(Aim): Can you write out all the lines word for word, with no pictures?
+-------+
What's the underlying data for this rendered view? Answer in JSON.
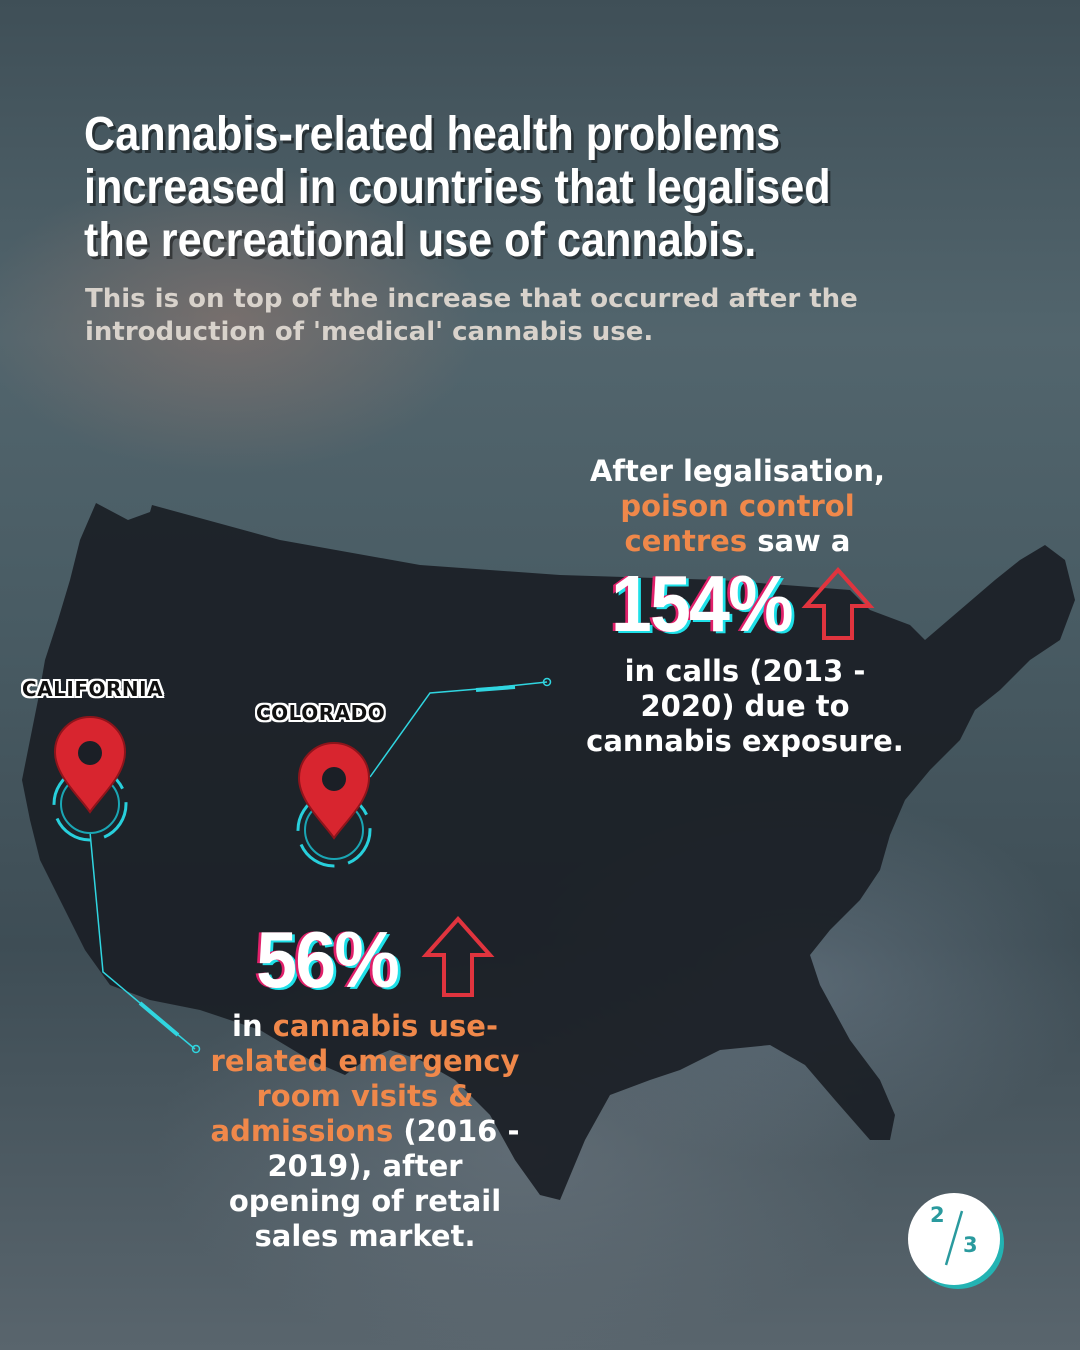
{
  "title": "Cannabis-related health problems increased in countries that legalised the recreational use of cannabis.",
  "subtitle": "This is on top of the increase that occurred after the introduction of 'medical' cannabis use.",
  "pins": {
    "california": "CALIFORNIA",
    "colorado": "COLORADO"
  },
  "stat_poison": {
    "intro_1": "After legalisation,",
    "highlight_1": "poison control",
    "highlight_2": "centres",
    "intro_2": " saw a",
    "value": "154%",
    "detail_1": "in calls (2013 -",
    "detail_2": "2020) due to",
    "detail_3": "cannabis exposure."
  },
  "stat_er": {
    "value": "56%",
    "prefix": "in ",
    "highlight_1": "cannabis use-",
    "highlight_2": "related emergency",
    "highlight_3": "room visits &",
    "highlight_4": "admissions",
    "suffix_1": " (2016 -",
    "line_6": "2019), after",
    "line_7": "opening of retail",
    "line_8": "sales market."
  },
  "page": {
    "current": "2",
    "total": "3"
  },
  "colors": {
    "accent_orange": "#f0884a",
    "arrow_red": "#e0343e",
    "pin_red": "#d8252f",
    "teal": "#23b3b3"
  },
  "icons": [
    "up-arrow-icon",
    "map-pin-icon",
    "us-map-silhouette"
  ]
}
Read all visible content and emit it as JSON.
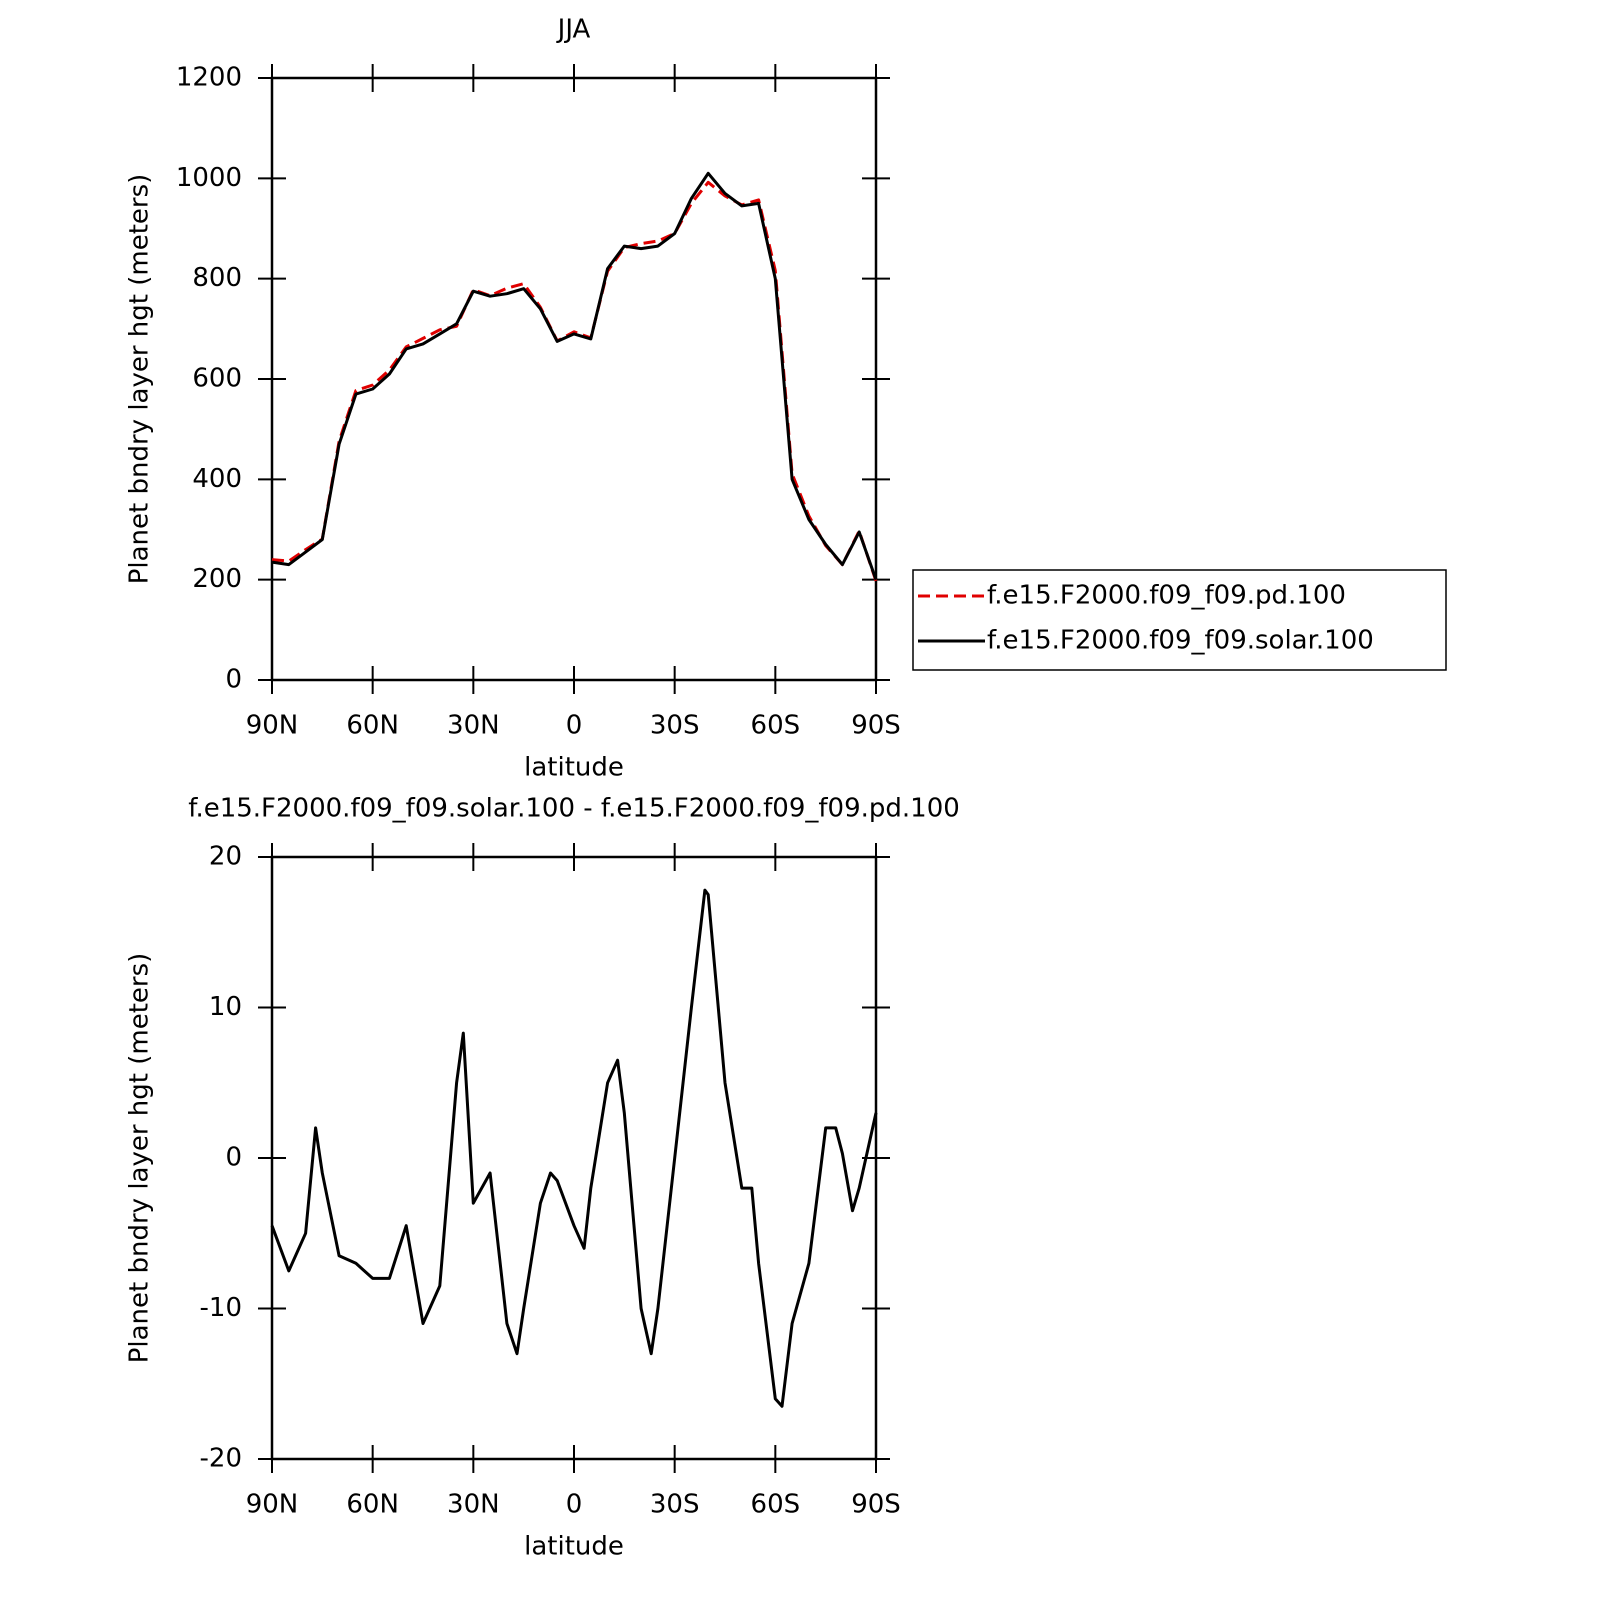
+-------+
(Response):
What's the underlying data for this rendered view? Answer in JSON.
{
  "title": "Cannabis-related health problems increased in countries that legalised the recreational use of cannabis.",
  "subtitle": "This is on top of the increase that occurred after the introduction of 'medical' cannabis use.",
  "pins": {
    "california": "CALIFORNIA",
    "colorado": "COLORADO"
  },
  "stat_poison": {
    "intro_1": "After legalisation,",
    "highlight_1": "poison control",
    "highlight_2": "centres",
    "intro_2": " saw a",
    "value": "154%",
    "detail_1": "in calls (2013 -",
    "detail_2": "2020) due to",
    "detail_3": "cannabis exposure."
  },
  "stat_er": {
    "value": "56%",
    "prefix": "in ",
    "highlight_1": "cannabis use-",
    "highlight_2": "related emergency",
    "highlight_3": "room visits &",
    "highlight_4": "admissions",
    "suffix_1": " (2016 -",
    "line_6": "2019), after",
    "line_7": "opening of retail",
    "line_8": "sales market."
  },
  "page": {
    "current": "2",
    "total": "3"
  },
  "colors": {
    "accent_orange": "#f0884a",
    "arrow_red": "#e0343e",
    "pin_red": "#d8252f",
    "teal": "#23b3b3"
  },
  "icons": [
    "up-arrow-icon",
    "map-pin-icon",
    "us-map-silhouette"
  ]
}
Read all visible content and emit it as JSON.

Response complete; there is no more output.